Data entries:
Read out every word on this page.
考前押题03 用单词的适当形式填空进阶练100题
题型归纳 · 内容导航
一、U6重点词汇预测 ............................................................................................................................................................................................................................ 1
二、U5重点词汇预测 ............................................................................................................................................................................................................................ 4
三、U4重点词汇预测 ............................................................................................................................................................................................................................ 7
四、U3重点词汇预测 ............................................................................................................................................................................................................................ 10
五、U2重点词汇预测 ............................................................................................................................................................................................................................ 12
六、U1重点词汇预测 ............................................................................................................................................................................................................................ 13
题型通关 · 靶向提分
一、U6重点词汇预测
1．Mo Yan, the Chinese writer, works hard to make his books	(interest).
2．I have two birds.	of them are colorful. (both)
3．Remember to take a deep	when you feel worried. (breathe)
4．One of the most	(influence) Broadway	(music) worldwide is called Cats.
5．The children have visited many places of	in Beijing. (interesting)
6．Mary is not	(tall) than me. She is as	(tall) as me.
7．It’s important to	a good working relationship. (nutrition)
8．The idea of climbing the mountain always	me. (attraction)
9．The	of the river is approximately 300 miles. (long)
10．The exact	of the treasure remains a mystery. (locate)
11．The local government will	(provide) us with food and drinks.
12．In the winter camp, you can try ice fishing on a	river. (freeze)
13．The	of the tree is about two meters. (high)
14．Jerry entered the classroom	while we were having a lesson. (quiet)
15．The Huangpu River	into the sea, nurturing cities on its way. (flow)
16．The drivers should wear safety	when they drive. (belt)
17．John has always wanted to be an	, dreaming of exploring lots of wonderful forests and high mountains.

→ **What is needed**
Go through the lines above. Select every one that has the string "high".

→ **Task response**
13．The	of the tree is about two meters. (high)
17．John has always wanted to be an	, dreaming of exploring lots of wonderful forests and high mountains.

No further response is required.